**Written exercise:** Extract every record, exactly as written, and ignore the pictures.

Collected data
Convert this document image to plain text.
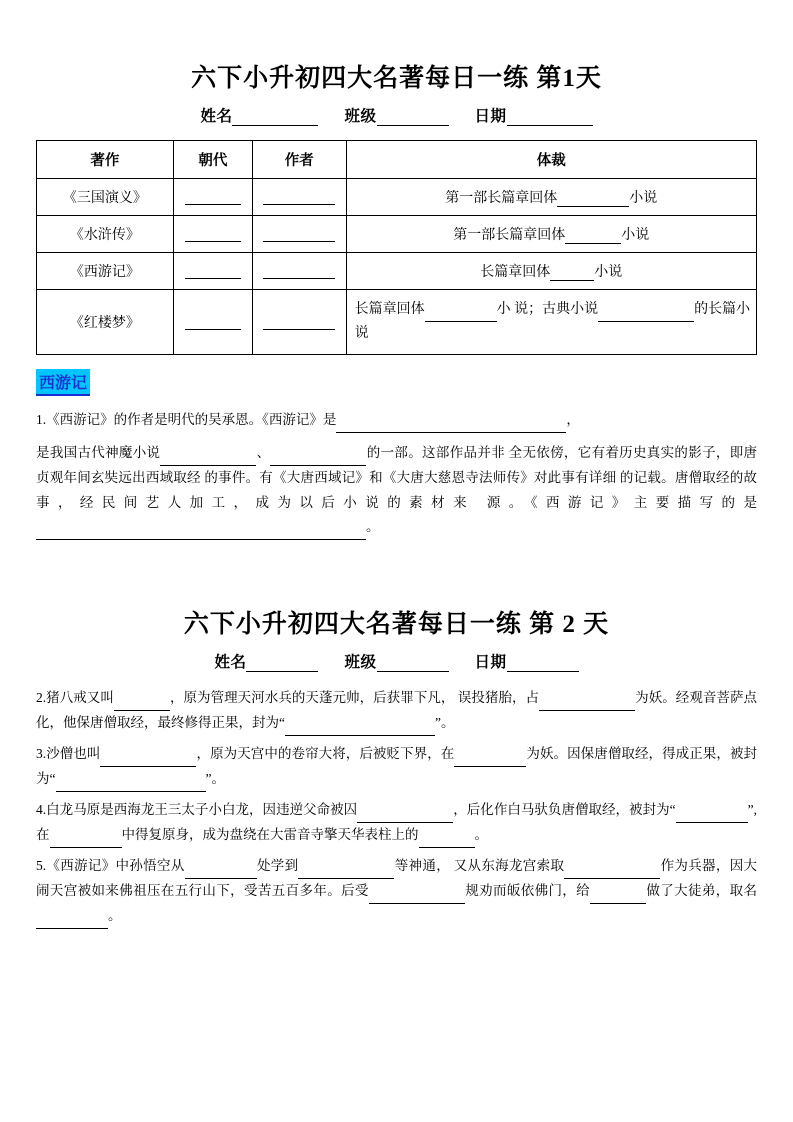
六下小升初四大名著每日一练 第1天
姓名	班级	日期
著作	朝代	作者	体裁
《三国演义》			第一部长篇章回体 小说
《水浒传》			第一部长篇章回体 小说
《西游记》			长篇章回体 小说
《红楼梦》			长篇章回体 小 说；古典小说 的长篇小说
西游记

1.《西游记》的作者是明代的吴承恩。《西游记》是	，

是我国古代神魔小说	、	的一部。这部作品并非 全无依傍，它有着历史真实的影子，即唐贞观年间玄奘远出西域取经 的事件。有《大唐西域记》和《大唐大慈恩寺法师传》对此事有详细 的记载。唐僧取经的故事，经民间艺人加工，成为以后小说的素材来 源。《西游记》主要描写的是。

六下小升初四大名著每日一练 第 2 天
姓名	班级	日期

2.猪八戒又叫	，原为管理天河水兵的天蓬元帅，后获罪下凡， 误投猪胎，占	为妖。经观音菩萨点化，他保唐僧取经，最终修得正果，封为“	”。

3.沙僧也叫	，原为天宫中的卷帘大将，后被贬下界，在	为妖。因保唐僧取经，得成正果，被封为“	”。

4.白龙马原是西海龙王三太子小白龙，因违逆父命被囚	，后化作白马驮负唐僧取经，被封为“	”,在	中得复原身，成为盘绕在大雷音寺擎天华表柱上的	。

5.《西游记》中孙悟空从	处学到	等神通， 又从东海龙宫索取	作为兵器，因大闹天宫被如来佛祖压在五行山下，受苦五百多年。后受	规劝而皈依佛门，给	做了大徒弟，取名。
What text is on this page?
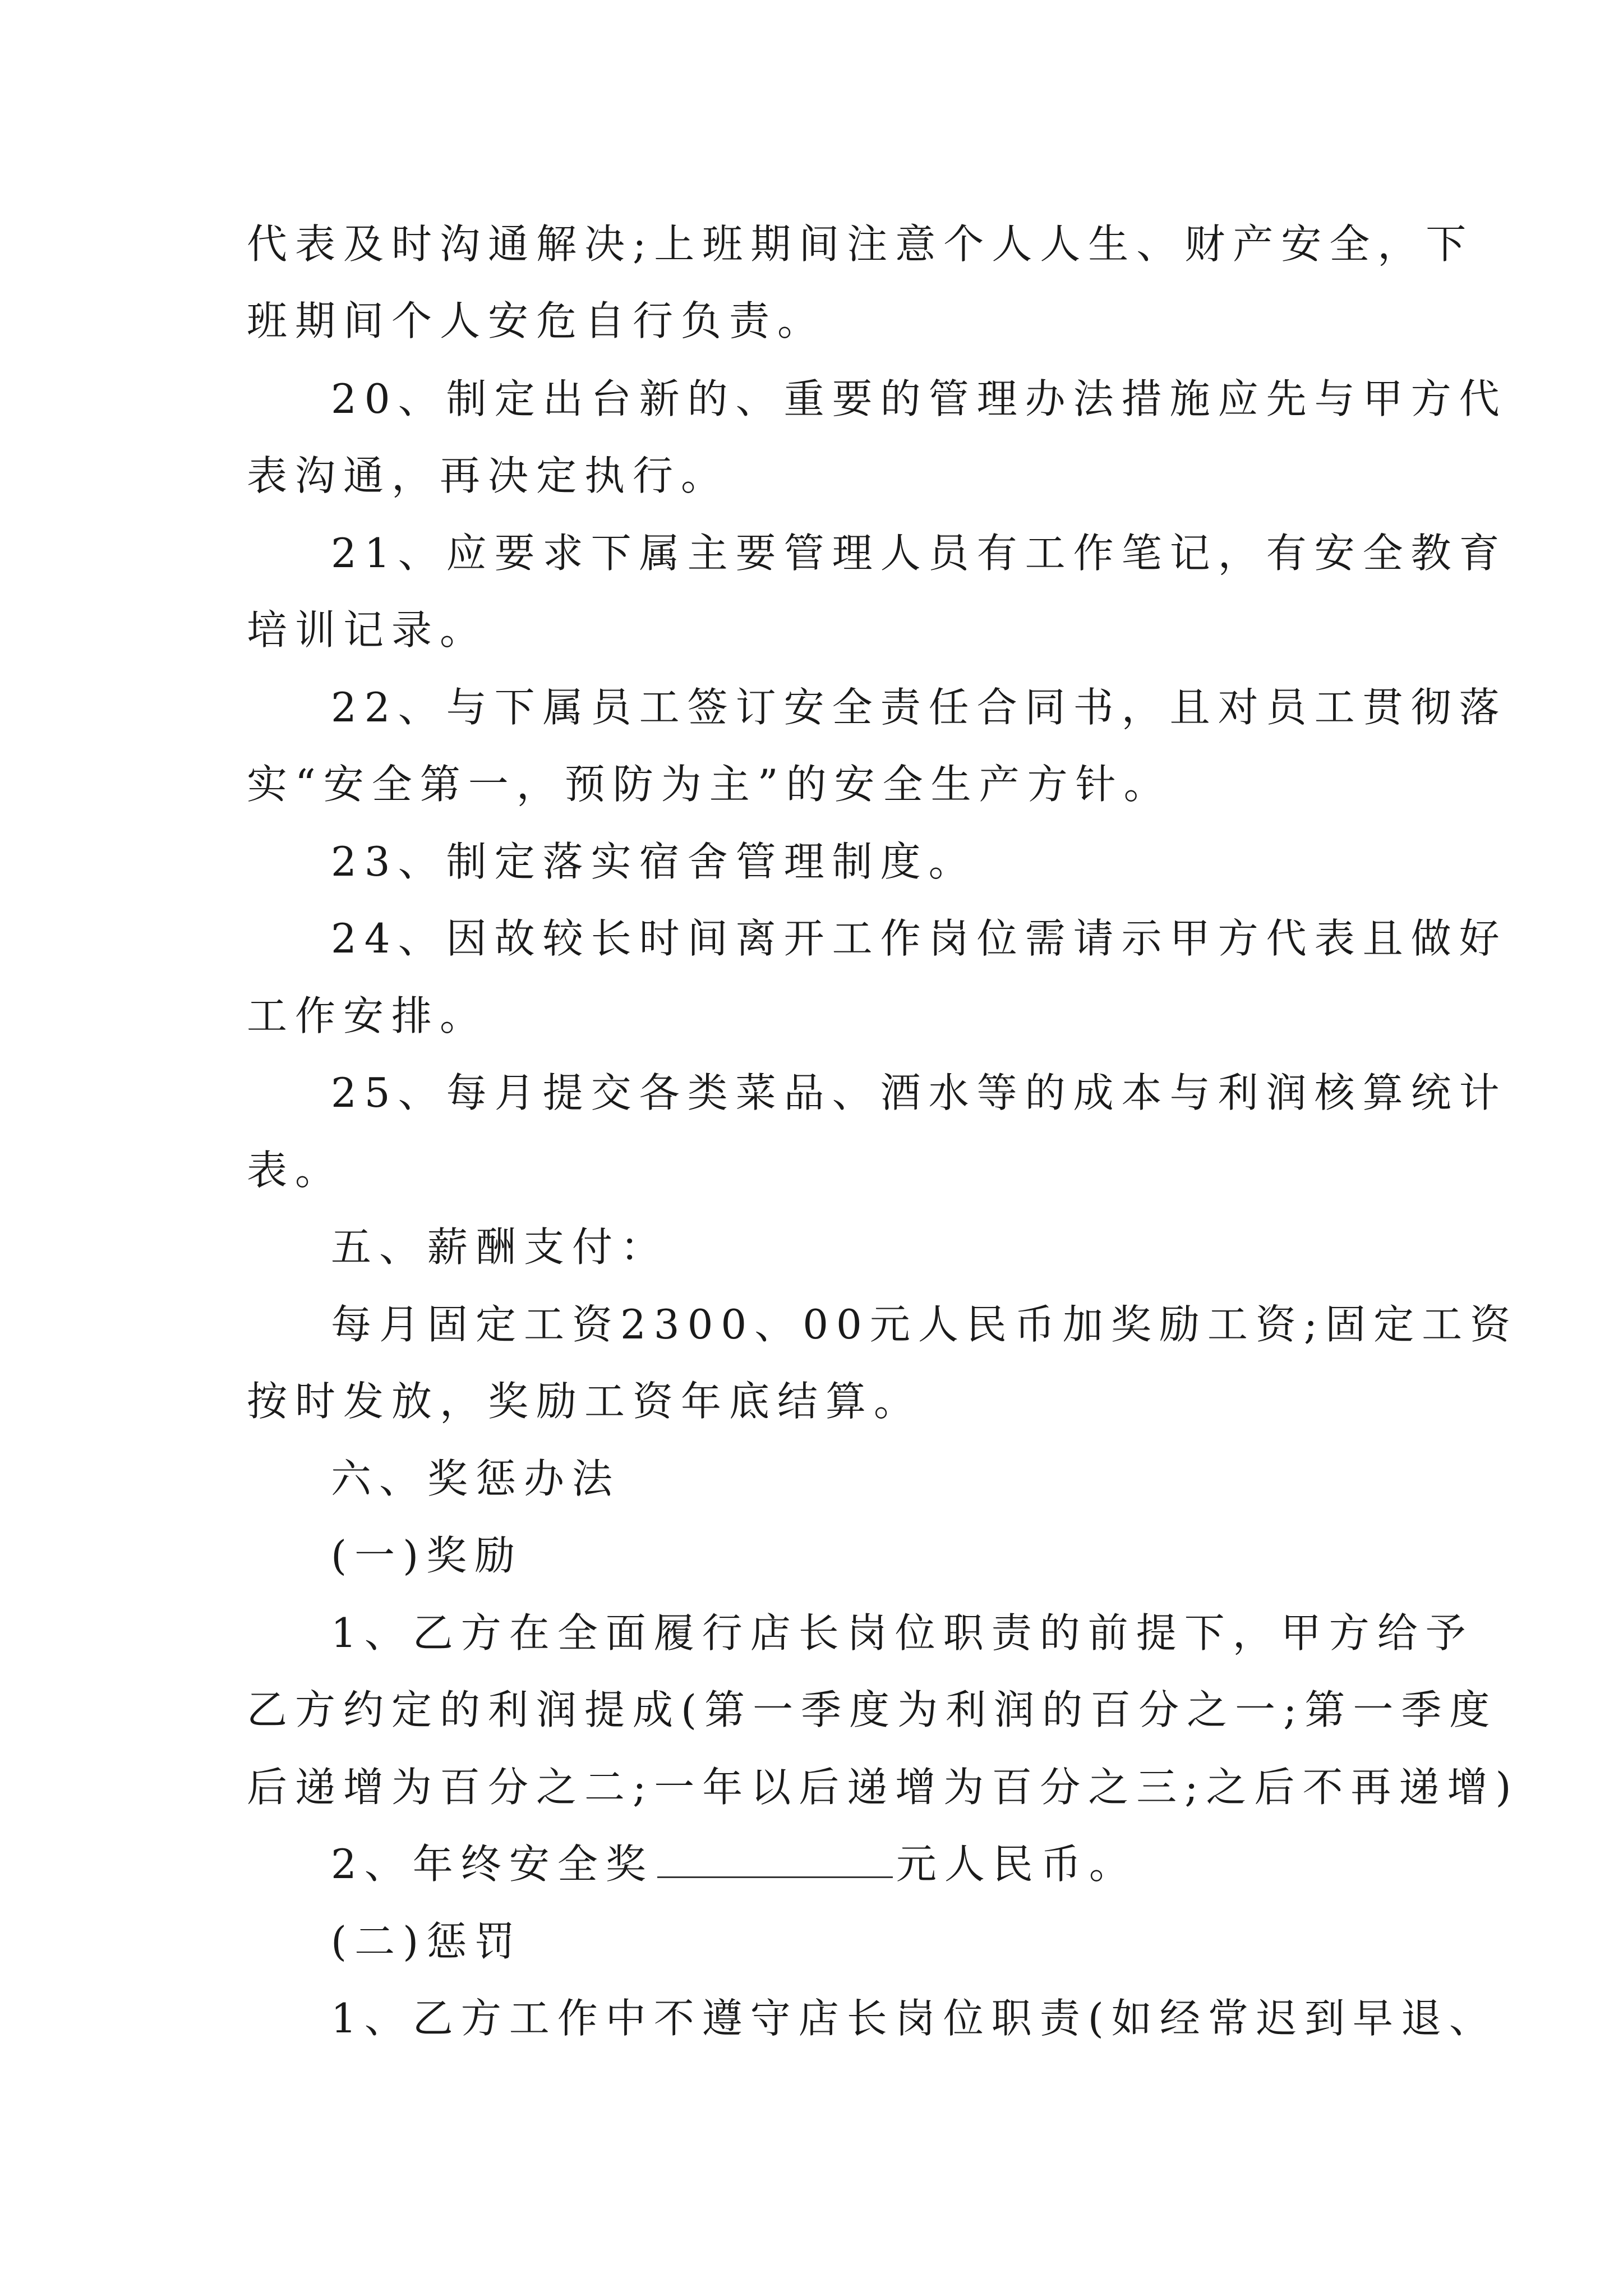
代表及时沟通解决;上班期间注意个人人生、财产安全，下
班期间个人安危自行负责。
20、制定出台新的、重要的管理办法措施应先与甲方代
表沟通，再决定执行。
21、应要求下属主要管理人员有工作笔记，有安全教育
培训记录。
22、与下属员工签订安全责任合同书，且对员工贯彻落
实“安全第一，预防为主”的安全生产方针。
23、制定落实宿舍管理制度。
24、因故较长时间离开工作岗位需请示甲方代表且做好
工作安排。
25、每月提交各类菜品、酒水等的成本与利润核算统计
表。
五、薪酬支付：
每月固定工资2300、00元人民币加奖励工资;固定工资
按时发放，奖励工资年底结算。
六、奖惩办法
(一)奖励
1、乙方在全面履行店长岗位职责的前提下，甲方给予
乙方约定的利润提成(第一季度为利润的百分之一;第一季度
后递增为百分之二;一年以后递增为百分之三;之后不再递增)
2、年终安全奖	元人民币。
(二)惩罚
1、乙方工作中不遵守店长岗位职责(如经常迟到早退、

**Written solution:**
Convert this document image to plain text.
六下小升初四大名著每日一练 第1天
姓名	班级	日期
著作	朝代	作者	体裁
《三国演义》			第一部长篇章回体 小说
《水浒传》			第一部长篇章回体 小说
《西游记》			长篇章回体 小说
《红楼梦》			长篇章回体 小 说；古典小说 的长篇小说
西游记

1.《西游记》的作者是明代的吴承恩。《西游记》是	，

是我国古代神魔小说	、	的一部。这部作品并非 全无依傍，它有着历史真实的影子，即唐贞观年间玄奘远出西域取经 的事件。有《大唐西域记》和《大唐大慈恩寺法师传》对此事有详细 的记载。唐僧取经的故事，经民间艺人加工，成为以后小说的素材来 源。《西游记》主要描写的是。

六下小升初四大名著每日一练 第 2 天
姓名	班级	日期

2.猪八戒又叫	，原为管理天河水兵的天蓬元帅，后获罪下凡， 误投猪胎，占	为妖。经观音菩萨点化，他保唐僧取经，最终修得正果，封为“	”。

3.沙僧也叫	，原为天宫中的卷帘大将，后被贬下界，在	为妖。因保唐僧取经，得成正果，被封为“	”。

4.白龙马原是西海龙王三太子小白龙，因违逆父命被囚	，后化作白马驮负唐僧取经，被封为“	”,在	中得复原身，成为盘绕在大雷音寺擎天华表柱上的	。

5.《西游记》中孙悟空从	处学到	等神通， 又从东海龙宫索取	作为兵器，因大闹天宫被如来佛祖压在五行山下，受苦五百多年。后受	规劝而皈依佛门，给	做了大徒弟，取名。
What text is on this page?
代表及时沟通解决;上班期间注意个人人生、财产安全，下
班期间个人安危自行负责。
20、制定出台新的、重要的管理办法措施应先与甲方代
表沟通，再决定执行。
21、应要求下属主要管理人员有工作笔记，有安全教育
培训记录。
22、与下属员工签订安全责任合同书，且对员工贯彻落
实“安全第一，预防为主”的安全生产方针。
23、制定落实宿舍管理制度。
24、因故较长时间离开工作岗位需请示甲方代表且做好
工作安排。
25、每月提交各类菜品、酒水等的成本与利润核算统计
表。
五、薪酬支付：
每月固定工资2300、00元人民币加奖励工资;固定工资
按时发放，奖励工资年底结算。
六、奖惩办法
(一)奖励
1、乙方在全面履行店长岗位职责的前提下，甲方给予
乙方约定的利润提成(第一季度为利润的百分之一;第一季度
后递增为百分之二;一年以后递增为百分之三;之后不再递增)
2、年终安全奖	元人民币。
(二)惩罚
1、乙方工作中不遵守店长岗位职责(如经常迟到早退、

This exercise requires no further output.